Problemas por resolver:
**a)** Devuelve sin cambios el fragmento del texto sobre emprender un negocio que empieza en "Pero cuando tienes" y termina en "la misma manera.".
**b)** Escribe la parte que sigue al final del texto sobre emprender un negocio.

Texto mostrado:
━━━━━━

02/09/2026
Una de las decisiones más difíciles es empezar algo nuevo cuando tu vida ya funciona.
Cuando estás acorralado, cambiar parece la única opción.
Pero cuando tienes cierta estabilidad, compromisos, un patrimonio que cuidar y una vida que en muchos sentidos funciona… arriesgarte se siente diferente. Porque ahora sí tienes algo que perder.
Cuando decidimos apostar seriamente por este negocio, no teníamos ninguna garantía de que funcionaría.
Tampoco sabíamos hasta dónde podía llegar.
Solo sabíamos que veíamos una GRAN oportunidad que valía la pena explorar.
Con los años hubo aciertos, errores, dinero bien invertido y otro que probablemente no volveríamos a utilizar de la misma manera.
Pero hay algo que agradezco:
Haber tenido el valor de volver a ser principiantes.
No comenzamos este negocio siendo expertos ni ganando cifras atractivas por nuestras ventas. Pero tuvimos la visión y la convicción de seguir adelante, aun cuando el camino parecía cerrarse delante de nosotros.

━━━━━━

Material proporcionado:
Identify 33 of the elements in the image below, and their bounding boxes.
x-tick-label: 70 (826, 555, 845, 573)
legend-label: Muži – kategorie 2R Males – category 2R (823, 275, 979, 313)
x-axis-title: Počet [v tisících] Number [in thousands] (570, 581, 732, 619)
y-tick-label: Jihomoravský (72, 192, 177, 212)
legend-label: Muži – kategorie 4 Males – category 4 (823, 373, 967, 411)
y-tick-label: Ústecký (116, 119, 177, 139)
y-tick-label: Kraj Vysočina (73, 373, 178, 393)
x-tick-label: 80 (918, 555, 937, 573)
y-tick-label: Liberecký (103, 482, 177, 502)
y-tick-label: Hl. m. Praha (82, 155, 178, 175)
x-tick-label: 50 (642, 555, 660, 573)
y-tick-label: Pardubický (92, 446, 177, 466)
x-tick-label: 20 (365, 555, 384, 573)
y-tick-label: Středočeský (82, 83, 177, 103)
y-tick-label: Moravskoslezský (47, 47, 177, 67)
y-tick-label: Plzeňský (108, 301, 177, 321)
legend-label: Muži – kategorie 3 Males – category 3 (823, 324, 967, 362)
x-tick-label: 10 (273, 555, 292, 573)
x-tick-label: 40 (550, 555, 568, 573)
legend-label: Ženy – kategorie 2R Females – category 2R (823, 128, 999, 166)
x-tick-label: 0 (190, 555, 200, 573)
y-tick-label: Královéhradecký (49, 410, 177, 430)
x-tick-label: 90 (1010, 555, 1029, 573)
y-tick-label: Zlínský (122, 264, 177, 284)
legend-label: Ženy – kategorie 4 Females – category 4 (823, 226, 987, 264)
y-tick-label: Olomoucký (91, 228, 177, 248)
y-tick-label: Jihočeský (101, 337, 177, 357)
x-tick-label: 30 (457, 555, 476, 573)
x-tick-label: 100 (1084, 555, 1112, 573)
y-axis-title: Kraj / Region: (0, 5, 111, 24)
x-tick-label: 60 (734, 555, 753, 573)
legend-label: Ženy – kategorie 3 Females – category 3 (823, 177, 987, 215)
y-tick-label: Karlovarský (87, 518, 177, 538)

━━━━━━

Respuestas de la actividad:
**a)**
Pero cuando tienes cierta estabilidad, compromisos, un patrimonio que cuidar y una vida que en muchos sentidos funciona… arriesgarte se siente diferente. Porque ahora sí tienes algo que perder.
Cuando decidimos apostar seriamente por este negocio, no teníamos ninguna garantía de que funcionaría.
Tampoco sabíamos hasta dónde podía llegar.
Solo sabíamos que veíamos una GRAN oportunidad que valía la pena explorar.
Con los años hubo aciertos, errores, dinero bien invertido y otro que probablemente no volveríamos a utilizar de la misma manera.

**b)**
Y gracias a que seguimos, hoy veo certeza donde antes veía incertidumbre.
Hoy, que a mi negocio le vaya bien o mal depende mucho más de mi trabajo que de si le caigo bien a mi jefe o de si estoy cerca de cumplir 50 años y la compañía decide reemplazarme por una persona a la que puede pagarle menos.
Eso no quiere decir que todo lo que hago me guste. Tampoco que no tenga clientes difíciles, y mucho menos que tenga ingresos garantizados.
Pero lo que sí puedo concluir es que a veces, lo más arriesgado no es dejar lo seguro. Es descubrir demasiado tarde que nunca fue tan seguro como pensabas.